■ WHAT YOU HAVE TO DO ■
Could you copy every line from the material below in which "sclérose" appears?

──────── INFORMATION PROVIDED ────────

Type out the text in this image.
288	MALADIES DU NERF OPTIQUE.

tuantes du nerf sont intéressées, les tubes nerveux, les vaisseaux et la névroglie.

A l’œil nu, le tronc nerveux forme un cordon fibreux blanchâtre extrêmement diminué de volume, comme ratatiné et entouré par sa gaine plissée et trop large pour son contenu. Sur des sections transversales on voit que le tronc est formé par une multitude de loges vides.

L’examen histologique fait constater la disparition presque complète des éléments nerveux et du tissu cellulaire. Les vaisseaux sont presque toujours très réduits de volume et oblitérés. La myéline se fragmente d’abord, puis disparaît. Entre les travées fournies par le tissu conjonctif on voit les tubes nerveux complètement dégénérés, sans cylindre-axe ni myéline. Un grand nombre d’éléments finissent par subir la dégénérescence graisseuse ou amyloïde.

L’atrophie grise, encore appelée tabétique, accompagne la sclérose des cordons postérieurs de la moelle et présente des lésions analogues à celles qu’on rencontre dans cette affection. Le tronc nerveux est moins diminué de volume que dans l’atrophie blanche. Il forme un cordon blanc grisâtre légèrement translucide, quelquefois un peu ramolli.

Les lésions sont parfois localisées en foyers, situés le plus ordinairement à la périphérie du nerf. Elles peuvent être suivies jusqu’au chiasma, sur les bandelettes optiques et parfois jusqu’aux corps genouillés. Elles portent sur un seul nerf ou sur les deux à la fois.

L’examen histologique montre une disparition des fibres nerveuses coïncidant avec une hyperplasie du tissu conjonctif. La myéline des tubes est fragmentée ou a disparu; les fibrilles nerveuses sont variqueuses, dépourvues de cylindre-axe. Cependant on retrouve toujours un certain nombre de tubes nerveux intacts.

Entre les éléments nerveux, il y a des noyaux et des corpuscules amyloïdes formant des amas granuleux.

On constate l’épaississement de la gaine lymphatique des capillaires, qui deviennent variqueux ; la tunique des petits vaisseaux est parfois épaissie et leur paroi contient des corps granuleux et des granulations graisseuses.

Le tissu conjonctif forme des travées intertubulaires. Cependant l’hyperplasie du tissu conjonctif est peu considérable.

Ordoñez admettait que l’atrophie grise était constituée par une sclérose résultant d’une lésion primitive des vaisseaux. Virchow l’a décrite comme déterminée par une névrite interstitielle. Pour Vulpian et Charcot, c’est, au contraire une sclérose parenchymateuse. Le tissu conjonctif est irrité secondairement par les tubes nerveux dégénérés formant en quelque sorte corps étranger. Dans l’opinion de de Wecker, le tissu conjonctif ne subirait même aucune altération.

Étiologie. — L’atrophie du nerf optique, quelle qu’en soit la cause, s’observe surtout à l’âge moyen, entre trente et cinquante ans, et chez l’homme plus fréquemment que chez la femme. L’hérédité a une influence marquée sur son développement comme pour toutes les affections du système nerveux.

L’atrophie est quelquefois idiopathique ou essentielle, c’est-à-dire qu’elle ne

────────

■ CORRECT RESULT ■
L’atrophie grise, encore appelée tabétique, accompagne la sclérose des cordons postérieurs de la moelle et présente des lésions analogues à celles qu’on rencontre dans cette affection. Le tronc nerveux est moins diminué de volume que dans l’atrophie blanche. Il forme un cordon blanc grisâtre légèrement translucide, quelquefois un peu ramolli.
Ordoñez admettait que l’atrophie grise était constituée par une sclérose résultant d’une lésion primitive des vaisseaux. Virchow l’a décrite comme déterminée par une névrite interstitielle. Pour Vulpian et Charcot, c’est, au contraire une sclérose parenchymateuse. Le tissu conjonctif est irrité secondairement par les tubes nerveux dégénérés formant en quelque sorte corps étranger. Dans l’opinion de de Wecker, le tissu conjonctif ne subirait même aucune altération.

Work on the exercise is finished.